### Required task
Search the data for the word "яких". Reproduce every line where it is found.

** START OF Records for this exercise **

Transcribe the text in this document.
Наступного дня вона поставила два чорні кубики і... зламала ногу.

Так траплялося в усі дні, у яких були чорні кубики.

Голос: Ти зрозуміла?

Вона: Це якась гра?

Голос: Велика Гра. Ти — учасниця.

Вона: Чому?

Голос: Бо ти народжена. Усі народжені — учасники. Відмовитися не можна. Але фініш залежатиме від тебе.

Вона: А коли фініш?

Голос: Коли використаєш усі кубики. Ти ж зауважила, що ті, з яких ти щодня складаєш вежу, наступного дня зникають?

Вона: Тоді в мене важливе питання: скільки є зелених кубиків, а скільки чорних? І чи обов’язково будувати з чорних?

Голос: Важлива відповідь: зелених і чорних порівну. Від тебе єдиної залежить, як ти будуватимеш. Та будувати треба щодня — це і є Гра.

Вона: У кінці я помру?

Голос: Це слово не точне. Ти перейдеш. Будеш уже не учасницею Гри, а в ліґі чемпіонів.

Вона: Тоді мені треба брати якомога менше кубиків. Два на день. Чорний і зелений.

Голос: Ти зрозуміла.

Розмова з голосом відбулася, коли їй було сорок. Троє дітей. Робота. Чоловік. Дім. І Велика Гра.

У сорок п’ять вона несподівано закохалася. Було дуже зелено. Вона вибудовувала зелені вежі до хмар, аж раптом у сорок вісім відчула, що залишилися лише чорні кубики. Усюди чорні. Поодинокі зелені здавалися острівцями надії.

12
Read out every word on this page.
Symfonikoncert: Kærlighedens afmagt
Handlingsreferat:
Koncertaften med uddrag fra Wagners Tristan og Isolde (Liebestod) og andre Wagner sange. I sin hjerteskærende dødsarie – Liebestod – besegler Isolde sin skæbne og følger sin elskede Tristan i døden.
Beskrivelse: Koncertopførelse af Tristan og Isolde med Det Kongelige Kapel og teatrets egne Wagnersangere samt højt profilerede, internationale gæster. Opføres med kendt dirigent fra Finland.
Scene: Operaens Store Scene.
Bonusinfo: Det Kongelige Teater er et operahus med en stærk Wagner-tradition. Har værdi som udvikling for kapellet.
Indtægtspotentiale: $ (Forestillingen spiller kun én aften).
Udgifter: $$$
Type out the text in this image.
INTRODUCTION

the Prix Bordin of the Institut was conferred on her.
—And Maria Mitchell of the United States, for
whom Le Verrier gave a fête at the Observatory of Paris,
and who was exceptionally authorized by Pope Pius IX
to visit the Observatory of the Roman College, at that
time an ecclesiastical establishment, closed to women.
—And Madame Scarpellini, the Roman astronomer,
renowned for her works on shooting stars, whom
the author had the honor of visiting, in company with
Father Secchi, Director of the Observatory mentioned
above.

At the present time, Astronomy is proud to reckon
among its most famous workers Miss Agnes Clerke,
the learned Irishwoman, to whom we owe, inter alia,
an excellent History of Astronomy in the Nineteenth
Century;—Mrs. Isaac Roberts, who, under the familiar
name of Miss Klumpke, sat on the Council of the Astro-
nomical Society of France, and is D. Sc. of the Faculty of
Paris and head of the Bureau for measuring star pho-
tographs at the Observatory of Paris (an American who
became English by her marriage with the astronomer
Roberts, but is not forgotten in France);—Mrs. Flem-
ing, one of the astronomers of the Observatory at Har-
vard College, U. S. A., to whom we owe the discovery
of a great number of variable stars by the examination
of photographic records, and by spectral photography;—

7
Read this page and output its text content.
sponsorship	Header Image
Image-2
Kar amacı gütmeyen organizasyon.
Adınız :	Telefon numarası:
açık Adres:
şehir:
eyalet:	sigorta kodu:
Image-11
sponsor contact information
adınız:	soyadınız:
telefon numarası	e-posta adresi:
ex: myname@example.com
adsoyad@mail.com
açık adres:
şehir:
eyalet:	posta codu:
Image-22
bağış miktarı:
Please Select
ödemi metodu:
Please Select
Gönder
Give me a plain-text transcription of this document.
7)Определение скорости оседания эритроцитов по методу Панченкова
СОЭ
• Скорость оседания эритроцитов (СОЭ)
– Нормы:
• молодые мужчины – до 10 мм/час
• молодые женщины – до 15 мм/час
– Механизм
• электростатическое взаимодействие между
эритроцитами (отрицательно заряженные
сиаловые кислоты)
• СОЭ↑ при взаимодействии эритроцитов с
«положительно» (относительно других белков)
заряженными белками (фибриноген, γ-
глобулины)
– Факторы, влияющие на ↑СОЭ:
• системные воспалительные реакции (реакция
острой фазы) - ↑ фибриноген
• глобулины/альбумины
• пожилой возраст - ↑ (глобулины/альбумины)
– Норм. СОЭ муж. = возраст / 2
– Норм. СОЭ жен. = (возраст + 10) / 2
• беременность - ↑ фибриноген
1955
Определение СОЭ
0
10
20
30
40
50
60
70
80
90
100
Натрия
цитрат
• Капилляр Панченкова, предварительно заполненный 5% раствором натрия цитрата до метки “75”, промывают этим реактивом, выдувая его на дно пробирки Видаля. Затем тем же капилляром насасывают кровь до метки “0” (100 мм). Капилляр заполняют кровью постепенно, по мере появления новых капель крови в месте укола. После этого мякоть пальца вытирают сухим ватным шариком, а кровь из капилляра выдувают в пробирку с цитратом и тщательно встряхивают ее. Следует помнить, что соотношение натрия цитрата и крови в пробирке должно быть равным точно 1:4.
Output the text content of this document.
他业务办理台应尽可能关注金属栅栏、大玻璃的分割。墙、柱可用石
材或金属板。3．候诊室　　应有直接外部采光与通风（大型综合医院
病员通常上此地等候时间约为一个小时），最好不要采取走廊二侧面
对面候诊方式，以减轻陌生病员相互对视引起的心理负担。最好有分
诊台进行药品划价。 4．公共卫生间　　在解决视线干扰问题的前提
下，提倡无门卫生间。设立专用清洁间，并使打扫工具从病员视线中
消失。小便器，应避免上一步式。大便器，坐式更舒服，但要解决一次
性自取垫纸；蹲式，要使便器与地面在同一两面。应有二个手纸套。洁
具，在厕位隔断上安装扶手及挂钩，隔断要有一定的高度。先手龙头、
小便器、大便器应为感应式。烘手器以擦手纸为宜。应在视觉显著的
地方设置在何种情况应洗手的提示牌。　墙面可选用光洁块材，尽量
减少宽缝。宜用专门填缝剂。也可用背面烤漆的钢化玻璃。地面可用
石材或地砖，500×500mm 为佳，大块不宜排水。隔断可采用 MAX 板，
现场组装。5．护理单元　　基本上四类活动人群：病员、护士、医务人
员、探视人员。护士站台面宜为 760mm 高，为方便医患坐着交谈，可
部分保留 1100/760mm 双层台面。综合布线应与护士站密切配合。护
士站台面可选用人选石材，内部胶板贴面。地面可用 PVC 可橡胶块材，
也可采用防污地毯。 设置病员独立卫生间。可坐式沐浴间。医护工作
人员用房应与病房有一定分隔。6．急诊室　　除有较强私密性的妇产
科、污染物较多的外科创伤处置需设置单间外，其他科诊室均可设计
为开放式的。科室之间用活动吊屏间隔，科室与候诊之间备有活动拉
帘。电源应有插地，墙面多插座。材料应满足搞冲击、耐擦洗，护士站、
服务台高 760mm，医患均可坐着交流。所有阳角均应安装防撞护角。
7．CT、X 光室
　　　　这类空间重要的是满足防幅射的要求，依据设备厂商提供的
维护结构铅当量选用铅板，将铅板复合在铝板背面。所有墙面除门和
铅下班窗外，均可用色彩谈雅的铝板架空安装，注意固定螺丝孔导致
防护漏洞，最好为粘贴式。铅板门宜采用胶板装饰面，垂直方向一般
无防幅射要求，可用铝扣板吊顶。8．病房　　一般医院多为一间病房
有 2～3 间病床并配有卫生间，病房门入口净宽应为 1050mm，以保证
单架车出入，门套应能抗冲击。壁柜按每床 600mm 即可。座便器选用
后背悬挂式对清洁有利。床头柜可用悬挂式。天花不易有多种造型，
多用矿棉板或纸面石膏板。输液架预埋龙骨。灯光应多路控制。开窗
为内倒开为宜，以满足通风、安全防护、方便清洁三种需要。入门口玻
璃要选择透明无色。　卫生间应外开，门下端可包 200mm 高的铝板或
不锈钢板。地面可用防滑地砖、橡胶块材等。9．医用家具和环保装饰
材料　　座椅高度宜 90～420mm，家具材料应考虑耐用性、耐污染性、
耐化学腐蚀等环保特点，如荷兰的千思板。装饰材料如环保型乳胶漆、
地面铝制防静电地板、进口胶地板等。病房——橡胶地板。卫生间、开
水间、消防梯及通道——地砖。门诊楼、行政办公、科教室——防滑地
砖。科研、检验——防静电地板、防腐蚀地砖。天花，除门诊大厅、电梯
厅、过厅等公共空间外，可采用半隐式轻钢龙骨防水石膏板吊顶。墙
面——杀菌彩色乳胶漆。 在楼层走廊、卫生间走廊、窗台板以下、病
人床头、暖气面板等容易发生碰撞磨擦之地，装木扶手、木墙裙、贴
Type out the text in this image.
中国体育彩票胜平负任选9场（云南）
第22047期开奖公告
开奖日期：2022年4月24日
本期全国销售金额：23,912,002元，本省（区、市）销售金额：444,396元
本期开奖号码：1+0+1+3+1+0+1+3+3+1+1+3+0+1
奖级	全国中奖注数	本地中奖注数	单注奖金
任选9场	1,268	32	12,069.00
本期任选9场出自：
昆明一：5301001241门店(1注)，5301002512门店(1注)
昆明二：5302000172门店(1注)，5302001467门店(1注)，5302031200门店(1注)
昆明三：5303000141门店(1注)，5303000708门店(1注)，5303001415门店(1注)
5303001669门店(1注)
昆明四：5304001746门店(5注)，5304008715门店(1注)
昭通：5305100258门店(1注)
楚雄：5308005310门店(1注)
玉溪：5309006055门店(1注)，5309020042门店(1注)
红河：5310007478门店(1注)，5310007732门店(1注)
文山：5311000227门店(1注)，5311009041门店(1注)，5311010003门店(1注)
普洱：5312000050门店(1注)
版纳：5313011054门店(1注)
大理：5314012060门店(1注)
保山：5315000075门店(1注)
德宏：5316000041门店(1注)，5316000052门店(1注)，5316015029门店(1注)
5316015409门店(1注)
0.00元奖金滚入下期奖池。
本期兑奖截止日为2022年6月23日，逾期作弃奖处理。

** END OF Records for this exercise **

### Task solution
Так траплялося в усі дні, у яких були чорні кубики.
Голос: Коли використаєш усі кубики. Ти ж зауважила, що ті, з яких ти щодня складаєш вежу, наступного дня зникають?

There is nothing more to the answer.